- _Goal_: A single number is the answer here: how many lines of the entries contain "this"?

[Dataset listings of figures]
▽
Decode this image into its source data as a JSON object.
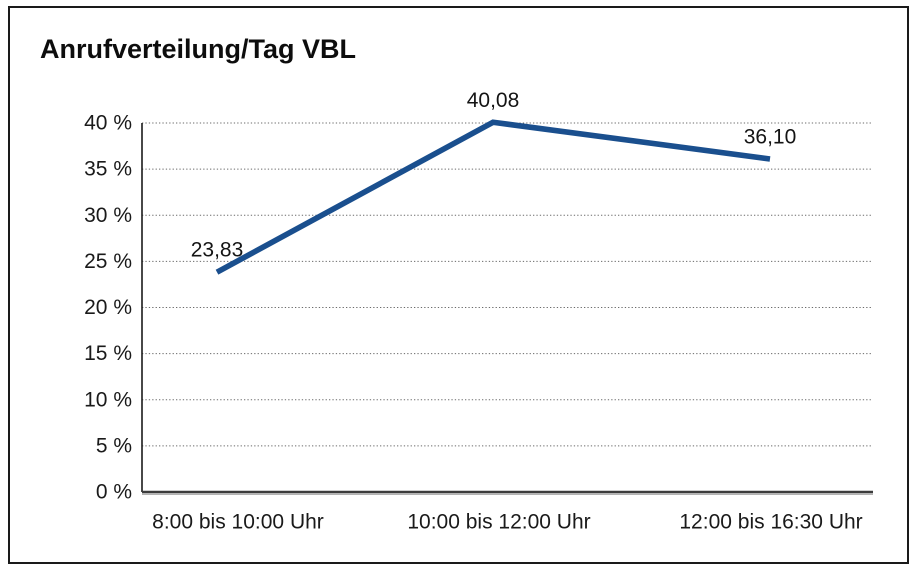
{
  "page": {
    "background": "#ffffff",
    "border_color": "#1a1a1a"
  },
  "chart_data": {
    "type": "line",
    "title": "Anrufverteilung/Tag VBL",
    "categories": [
      "8:00 bis 10:00 Uhr",
      "10:00 bis 12:00 Uhr",
      "12:00 bis 16:30 Uhr"
    ],
    "values": [
      23.83,
      40.08,
      36.1
    ],
    "value_labels": [
      "23,83",
      "40,08",
      "36,10"
    ],
    "xlabel": "",
    "ylabel": "",
    "ylim": [
      0,
      40
    ],
    "ytick_step": 5,
    "ytick_labels": [
      "0 %",
      "5 %",
      "10 %",
      "15 %",
      "20 %",
      "25 %",
      "30 %",
      "35 %",
      "40 %"
    ],
    "grid": "horizontal-dotted",
    "legend": "none",
    "line_color": "#1a4f8e"
  }
}
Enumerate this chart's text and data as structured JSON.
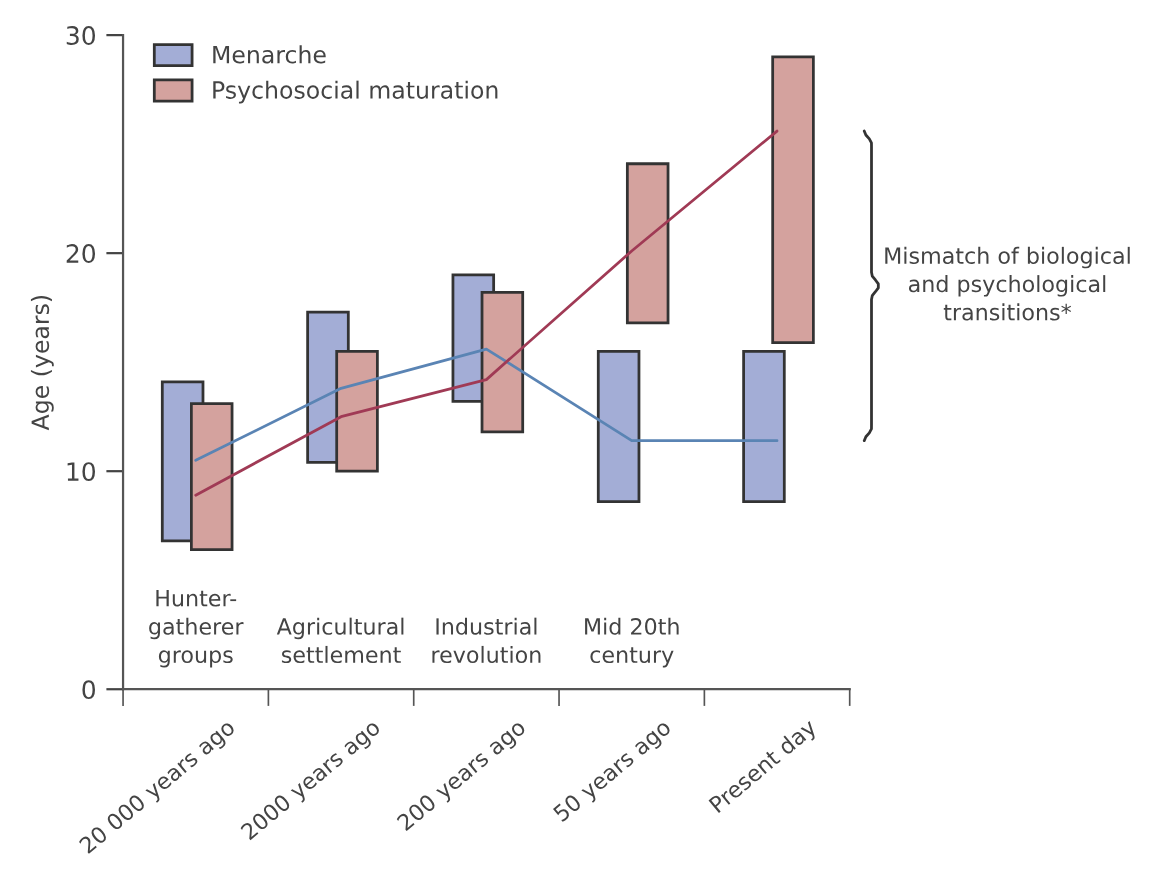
{
  "chart_data": {
    "type": "bar",
    "ylabel": "Age (years)",
    "categories": [
      "20 000 years ago",
      "2000 years ago",
      "200 years ago",
      "50 years ago",
      "Present day"
    ],
    "series": [
      {
        "name": "Menarche",
        "color": "#a3add6",
        "base": [
          6.8,
          10.4,
          13.2,
          8.6,
          8.6
        ],
        "values": [
          7.3,
          6.9,
          5.8,
          6.9,
          6.9
        ]
      },
      {
        "name": "Psychosocial maturation",
        "color": "#d4a29e",
        "base": [
          6.4,
          10.0,
          11.8,
          16.8,
          15.9
        ],
        "values": [
          6.7,
          5.5,
          6.4,
          7.3,
          13.1
        ]
      },
      {
        "type": "line",
        "color": "#5a84b4",
        "values": [
          10.5,
          13.8,
          15.6,
          11.4,
          11.4
        ]
      },
      {
        "type": "line",
        "color": "#a03a55",
        "values": [
          8.9,
          12.5,
          14.2,
          20.1,
          25.6
        ]
      }
    ],
    "ylim": [
      0,
      30
    ],
    "yticks": [
      0,
      10,
      20,
      30
    ],
    "legend": "top left",
    "annotations": [
      "Hunter-\ngatherer\ngroups",
      "Agricultural\nsettlement",
      "Industrial\nrevolution",
      "Mid 20th\ncentury",
      "Mismatch of biological\nand psychological\ntransitions*"
    ]
  }
}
△
- _Answer below_: 2